Stored data entries
— BEGIN —

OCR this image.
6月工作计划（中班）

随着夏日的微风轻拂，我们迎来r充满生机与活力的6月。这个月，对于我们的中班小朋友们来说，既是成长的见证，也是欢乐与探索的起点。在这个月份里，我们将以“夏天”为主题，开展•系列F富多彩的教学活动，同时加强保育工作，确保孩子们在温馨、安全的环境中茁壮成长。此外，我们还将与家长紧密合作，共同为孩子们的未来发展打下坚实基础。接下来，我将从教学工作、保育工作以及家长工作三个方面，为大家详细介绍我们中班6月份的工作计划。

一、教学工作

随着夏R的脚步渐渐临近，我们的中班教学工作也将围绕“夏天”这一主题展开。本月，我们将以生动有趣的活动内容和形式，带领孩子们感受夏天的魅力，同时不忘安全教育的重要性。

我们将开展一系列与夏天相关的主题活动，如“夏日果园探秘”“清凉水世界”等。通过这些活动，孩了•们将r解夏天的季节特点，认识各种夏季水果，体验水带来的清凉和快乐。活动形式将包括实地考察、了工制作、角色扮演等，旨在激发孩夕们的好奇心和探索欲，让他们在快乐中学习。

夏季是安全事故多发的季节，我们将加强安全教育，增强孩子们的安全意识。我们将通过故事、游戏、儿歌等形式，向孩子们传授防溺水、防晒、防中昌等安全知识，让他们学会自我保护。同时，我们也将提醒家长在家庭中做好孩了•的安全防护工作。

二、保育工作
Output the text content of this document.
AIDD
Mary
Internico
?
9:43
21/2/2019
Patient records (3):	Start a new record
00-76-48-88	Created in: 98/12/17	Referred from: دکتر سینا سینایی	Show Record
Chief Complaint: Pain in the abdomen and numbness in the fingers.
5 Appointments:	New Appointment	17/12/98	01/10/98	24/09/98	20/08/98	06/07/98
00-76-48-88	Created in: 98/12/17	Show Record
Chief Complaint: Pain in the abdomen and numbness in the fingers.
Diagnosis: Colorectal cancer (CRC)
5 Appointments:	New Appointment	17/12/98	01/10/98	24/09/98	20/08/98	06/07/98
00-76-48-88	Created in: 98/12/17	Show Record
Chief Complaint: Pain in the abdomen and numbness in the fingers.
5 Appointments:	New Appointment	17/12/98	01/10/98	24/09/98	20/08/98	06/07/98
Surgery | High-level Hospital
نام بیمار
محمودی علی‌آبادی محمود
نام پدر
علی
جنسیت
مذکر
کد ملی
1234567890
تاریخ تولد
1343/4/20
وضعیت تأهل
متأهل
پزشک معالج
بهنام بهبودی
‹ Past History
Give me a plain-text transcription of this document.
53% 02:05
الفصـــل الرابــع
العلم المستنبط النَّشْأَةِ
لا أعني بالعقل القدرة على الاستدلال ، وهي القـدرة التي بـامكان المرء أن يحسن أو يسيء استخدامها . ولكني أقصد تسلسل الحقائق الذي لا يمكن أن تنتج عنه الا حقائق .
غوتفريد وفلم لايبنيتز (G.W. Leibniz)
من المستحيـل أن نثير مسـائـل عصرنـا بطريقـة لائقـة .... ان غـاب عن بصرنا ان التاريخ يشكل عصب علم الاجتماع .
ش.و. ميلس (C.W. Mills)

— END —

Requirements:
Take the listing above and set it down exactly.

Correct response:
OCR this image.
6月工作计划（中班）

随着夏日的微风轻拂，我们迎来r充满生机与活力的6月。这个月，对于我们的中班小朋友们来说，既是成长的见证，也是欢乐与探索的起点。在这个月份里，我们将以“夏天”为主题，开展•系列F富多彩的教学活动，同时加强保育工作，确保孩子们在温馨、安全的环境中茁壮成长。此外，我们还将与家长紧密合作，共同为孩子们的未来发展打下坚实基础。接下来，我将从教学工作、保育工作以及家长工作三个方面，为大家详细介绍我们中班6月份的工作计划。

一、教学工作

随着夏R的脚步渐渐临近，我们的中班教学工作也将围绕“夏天”这一主题展开。本月，我们将以生动有趣的活动内容和形式，带领孩子们感受夏天的魅力，同时不忘安全教育的重要性。

我们将开展一系列与夏天相关的主题活动，如“夏日果园探秘”“清凉水世界”等。通过这些活动，孩了•们将r解夏天的季节特点，认识各种夏季水果，体验水带来的清凉和快乐。活动形式将包括实地考察、了工制作、角色扮演等，旨在激发孩夕们的好奇心和探索欲，让他们在快乐中学习。

夏季是安全事故多发的季节，我们将加强安全教育，增强孩子们的安全意识。我们将通过故事、游戏、儿歌等形式，向孩子们传授防溺水、防晒、防中昌等安全知识，让他们学会自我保护。同时，我们也将提醒家长在家庭中做好孩了•的安全防护工作。

二、保育工作
Output the text content of this document.
AIDD
Mary
Internico
?
9:43
21/2/2019
Patient records (3):	Start a new record
00-76-48-88	Created in: 98/12/17	Referred from: دکتر سینا سینایی	Show Record
Chief Complaint: Pain in the abdomen and numbness in the fingers.
5 Appointments:	New Appointment	17/12/98	01/10/98	24/09/98	20/08/98	06/07/98
00-76-48-88	Created in: 98/12/17	Show Record
Chief Complaint: Pain in the abdomen and numbness in the fingers.
Diagnosis: Colorectal cancer (CRC)
5 Appointments:	New Appointment	17/12/98	01/10/98	24/09/98	20/08/98	06/07/98
00-76-48-88	Created in: 98/12/17	Show Record
Chief Complaint: Pain in the abdomen and numbness in the fingers.
5 Appointments:	New Appointment	17/12/98	01/10/98	24/09/98	20/08/98	06/07/98
Surgery | High-level Hospital
نام بیمار
محمودی علی‌آبادی محمود
نام پدر
علی
جنسیت
مذکر
کد ملی
1234567890
تاریخ تولد
1343/4/20
وضعیت تأهل
متأهل
پزشک معالج
بهنام بهبودی
‹ Past History
Give me a plain-text transcription of this document.
53% 02:05
الفصـــل الرابــع
العلم المستنبط النَّشْأَةِ
لا أعني بالعقل القدرة على الاستدلال ، وهي القـدرة التي بـامكان المرء أن يحسن أو يسيء استخدامها . ولكني أقصد تسلسل الحقائق الذي لا يمكن أن تنتج عنه الا حقائق .
غوتفريد وفلم لايبنيتز (G.W. Leibniz)
من المستحيـل أن نثير مسـائـل عصرنـا بطريقـة لائقـة .... ان غـاب عن بصرنا ان التاريخ يشكل عصب علم الاجتماع .
ش.و. ميلس (C.W. Mills)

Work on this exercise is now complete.